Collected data
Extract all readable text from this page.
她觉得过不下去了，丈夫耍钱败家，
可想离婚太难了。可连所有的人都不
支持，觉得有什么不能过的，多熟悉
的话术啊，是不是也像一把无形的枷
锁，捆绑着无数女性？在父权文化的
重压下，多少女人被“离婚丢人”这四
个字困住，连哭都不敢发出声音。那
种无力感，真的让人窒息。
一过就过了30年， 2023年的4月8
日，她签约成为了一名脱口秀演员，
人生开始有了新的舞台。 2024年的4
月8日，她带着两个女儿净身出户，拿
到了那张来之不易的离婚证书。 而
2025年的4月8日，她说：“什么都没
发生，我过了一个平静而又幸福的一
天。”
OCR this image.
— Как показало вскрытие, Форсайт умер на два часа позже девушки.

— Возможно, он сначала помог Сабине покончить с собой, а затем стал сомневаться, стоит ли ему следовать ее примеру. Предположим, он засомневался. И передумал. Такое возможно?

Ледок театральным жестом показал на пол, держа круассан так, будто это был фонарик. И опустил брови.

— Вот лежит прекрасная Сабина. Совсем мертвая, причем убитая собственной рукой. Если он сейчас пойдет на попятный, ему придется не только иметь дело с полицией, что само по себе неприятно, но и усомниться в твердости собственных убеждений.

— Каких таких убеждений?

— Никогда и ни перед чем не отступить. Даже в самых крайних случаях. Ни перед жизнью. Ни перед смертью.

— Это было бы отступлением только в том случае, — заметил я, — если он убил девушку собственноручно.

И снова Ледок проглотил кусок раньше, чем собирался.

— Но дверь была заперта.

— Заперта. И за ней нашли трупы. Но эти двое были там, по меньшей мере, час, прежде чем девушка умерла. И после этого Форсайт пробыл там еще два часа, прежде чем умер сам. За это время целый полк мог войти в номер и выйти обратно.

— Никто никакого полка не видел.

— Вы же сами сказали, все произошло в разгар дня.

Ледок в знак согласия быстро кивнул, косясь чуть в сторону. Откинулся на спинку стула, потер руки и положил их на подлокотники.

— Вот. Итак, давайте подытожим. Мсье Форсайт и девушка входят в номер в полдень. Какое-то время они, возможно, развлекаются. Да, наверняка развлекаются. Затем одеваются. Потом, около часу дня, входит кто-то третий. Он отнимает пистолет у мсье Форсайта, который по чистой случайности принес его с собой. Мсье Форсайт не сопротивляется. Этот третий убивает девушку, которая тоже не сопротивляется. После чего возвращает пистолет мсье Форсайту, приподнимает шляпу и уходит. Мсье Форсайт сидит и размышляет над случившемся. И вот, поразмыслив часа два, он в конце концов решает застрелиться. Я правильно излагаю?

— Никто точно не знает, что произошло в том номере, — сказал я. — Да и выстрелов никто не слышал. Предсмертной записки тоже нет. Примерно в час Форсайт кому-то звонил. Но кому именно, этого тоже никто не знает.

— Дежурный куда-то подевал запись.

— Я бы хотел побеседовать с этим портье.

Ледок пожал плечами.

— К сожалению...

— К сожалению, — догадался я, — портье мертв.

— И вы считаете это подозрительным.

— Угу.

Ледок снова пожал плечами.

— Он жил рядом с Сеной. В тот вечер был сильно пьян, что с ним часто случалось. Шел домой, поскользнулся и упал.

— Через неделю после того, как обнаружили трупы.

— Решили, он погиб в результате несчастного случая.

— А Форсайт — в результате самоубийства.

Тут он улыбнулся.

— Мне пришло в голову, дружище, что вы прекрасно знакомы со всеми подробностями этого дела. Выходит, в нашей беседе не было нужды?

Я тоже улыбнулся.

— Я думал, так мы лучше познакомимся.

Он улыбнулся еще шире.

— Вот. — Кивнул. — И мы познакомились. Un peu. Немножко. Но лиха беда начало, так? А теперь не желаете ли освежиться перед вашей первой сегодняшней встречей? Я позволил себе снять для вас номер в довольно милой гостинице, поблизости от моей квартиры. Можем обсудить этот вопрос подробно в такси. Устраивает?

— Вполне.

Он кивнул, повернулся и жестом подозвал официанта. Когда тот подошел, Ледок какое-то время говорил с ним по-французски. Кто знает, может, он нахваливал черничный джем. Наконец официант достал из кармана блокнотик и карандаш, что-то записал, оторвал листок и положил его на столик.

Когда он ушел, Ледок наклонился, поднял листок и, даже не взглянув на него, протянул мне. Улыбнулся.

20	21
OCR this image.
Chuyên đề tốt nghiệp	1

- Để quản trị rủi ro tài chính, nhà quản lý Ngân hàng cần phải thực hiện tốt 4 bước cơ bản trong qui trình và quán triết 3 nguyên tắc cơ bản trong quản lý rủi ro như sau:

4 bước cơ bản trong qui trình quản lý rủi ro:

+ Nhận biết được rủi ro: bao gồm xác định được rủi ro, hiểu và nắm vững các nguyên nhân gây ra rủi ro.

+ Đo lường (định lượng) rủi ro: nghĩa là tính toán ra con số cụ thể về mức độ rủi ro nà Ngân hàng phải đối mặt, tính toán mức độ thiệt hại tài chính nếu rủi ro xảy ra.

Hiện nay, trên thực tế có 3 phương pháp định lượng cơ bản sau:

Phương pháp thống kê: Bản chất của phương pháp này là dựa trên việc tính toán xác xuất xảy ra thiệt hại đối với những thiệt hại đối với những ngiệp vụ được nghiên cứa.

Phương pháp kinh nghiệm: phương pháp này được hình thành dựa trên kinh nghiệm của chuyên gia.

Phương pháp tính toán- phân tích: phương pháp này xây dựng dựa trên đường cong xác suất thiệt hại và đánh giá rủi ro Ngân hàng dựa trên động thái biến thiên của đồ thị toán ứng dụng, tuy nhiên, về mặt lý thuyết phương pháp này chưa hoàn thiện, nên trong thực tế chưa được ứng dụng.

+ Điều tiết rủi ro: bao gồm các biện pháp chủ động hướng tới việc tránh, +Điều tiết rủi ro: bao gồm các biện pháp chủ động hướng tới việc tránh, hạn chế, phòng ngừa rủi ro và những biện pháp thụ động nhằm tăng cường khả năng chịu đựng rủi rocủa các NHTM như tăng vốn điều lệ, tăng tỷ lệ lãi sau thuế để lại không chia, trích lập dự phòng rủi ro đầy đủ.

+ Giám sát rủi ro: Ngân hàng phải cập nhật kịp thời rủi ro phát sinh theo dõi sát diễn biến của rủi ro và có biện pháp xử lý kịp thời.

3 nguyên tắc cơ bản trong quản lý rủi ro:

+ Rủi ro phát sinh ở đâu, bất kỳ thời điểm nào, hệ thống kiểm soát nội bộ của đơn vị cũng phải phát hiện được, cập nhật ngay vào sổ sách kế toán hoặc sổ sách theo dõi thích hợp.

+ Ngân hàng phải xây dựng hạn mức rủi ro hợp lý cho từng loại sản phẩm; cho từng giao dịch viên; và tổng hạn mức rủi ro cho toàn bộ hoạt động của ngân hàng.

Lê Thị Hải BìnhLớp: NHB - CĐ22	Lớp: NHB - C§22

What the task requires
Tally up how many lines in the preceding listing contain the word "положил". Give nothing but the number.

Answer to the problem
2